------ AVAILABLE DATA

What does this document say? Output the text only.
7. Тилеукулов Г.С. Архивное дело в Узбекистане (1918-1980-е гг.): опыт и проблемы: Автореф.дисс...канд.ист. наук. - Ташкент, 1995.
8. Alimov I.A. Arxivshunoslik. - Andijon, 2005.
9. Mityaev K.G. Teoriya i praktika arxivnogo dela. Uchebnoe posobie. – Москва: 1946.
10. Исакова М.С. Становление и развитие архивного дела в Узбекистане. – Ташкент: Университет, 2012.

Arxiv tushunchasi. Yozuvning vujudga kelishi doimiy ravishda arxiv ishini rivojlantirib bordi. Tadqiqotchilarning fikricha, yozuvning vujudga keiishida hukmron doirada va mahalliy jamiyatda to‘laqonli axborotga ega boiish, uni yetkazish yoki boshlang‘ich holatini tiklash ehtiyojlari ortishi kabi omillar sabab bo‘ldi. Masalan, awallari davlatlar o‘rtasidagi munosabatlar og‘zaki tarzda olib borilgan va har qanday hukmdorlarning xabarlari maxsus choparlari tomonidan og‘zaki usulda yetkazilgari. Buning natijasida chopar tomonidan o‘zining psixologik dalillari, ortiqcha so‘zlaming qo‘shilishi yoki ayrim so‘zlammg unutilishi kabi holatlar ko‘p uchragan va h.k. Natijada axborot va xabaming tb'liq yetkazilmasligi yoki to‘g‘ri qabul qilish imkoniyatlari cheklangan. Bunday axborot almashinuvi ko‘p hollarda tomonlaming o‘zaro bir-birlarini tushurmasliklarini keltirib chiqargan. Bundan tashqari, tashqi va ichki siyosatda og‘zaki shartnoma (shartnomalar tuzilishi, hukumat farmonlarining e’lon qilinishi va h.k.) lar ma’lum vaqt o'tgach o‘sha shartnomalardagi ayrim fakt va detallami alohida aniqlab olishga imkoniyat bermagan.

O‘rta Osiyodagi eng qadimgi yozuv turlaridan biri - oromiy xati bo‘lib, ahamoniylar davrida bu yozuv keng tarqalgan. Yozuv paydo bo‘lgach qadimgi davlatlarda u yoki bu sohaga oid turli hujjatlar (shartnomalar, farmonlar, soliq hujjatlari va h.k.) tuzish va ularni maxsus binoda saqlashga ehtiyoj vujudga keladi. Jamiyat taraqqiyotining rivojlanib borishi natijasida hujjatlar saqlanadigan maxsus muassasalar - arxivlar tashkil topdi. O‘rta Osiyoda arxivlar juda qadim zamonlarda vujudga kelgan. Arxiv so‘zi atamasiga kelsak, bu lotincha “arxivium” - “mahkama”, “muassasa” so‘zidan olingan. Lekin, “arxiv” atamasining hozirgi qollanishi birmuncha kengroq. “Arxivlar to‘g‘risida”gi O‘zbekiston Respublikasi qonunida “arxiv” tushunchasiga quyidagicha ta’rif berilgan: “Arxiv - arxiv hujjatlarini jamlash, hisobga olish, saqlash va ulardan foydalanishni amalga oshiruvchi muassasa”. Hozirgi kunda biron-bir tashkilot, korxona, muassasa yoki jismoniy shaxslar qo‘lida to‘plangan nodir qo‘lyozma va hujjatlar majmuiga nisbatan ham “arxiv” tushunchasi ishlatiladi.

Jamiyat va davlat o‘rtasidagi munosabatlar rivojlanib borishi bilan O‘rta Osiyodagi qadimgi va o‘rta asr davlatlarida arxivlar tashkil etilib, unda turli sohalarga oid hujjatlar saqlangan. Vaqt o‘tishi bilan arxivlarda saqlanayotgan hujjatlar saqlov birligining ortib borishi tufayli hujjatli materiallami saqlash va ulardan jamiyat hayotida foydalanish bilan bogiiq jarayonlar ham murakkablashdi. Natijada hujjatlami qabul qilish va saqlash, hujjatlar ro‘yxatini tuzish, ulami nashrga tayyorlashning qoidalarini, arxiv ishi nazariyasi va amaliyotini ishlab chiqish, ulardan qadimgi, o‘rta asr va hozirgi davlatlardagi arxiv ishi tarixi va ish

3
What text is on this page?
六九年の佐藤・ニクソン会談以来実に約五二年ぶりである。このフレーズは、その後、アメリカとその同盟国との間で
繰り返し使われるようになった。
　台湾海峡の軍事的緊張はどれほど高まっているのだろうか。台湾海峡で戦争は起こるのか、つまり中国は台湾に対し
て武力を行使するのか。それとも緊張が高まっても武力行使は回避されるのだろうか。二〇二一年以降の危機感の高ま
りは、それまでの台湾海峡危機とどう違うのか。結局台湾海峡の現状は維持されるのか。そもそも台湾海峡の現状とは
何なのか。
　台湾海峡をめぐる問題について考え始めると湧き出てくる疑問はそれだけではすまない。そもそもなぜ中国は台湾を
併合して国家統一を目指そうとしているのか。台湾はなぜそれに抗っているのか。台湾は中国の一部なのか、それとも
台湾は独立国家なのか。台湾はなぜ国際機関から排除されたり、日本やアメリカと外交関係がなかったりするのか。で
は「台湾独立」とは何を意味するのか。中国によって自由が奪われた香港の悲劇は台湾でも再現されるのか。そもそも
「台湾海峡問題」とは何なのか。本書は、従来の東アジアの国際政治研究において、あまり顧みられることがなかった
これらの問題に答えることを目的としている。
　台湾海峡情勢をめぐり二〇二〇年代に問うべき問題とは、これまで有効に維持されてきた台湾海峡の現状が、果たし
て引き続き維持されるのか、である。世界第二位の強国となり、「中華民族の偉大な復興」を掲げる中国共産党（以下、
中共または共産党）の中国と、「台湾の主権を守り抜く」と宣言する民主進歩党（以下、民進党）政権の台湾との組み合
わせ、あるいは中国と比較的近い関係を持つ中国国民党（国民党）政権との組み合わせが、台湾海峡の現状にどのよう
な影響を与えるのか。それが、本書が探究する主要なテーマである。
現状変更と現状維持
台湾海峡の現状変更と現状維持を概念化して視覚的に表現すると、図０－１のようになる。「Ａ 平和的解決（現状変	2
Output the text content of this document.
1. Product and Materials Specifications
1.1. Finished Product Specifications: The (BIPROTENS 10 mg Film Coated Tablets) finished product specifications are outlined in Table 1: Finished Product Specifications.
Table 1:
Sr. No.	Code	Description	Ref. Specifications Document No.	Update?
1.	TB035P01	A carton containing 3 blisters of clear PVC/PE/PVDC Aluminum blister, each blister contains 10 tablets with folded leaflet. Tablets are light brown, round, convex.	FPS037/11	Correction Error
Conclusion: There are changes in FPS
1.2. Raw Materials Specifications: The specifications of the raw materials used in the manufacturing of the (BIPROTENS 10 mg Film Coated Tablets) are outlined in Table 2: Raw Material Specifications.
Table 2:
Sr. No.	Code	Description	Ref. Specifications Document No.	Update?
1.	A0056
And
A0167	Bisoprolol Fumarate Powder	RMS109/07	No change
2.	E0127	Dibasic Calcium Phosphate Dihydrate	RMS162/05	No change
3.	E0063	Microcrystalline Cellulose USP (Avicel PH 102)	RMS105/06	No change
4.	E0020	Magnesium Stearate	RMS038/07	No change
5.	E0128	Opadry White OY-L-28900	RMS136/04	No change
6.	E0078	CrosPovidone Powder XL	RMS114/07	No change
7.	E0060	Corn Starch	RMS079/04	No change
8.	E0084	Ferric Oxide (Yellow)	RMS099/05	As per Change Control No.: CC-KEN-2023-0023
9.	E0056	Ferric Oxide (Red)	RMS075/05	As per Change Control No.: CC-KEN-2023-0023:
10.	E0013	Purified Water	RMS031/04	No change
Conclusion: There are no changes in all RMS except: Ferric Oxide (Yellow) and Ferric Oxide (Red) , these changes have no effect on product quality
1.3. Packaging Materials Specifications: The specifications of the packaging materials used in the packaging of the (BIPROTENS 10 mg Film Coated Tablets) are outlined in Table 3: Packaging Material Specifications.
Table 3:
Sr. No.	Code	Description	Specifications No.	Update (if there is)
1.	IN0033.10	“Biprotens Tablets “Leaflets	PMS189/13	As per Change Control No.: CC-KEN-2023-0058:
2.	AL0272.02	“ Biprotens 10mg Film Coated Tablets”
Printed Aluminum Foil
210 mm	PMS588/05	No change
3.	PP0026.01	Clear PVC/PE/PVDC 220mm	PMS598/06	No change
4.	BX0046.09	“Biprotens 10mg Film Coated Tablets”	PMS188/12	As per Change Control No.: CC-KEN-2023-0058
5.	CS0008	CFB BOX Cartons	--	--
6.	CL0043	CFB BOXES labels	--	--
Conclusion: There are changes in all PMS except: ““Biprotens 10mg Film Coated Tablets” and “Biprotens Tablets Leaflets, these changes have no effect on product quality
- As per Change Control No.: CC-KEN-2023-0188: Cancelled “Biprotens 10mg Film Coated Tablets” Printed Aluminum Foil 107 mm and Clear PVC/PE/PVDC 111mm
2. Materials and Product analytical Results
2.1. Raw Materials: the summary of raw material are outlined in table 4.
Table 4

------------

--- PROBLEM STATEMENT ---
Lines containing the word "have" are to be tallied; report only the total.

--- COMPLETE OUTPUT ---
2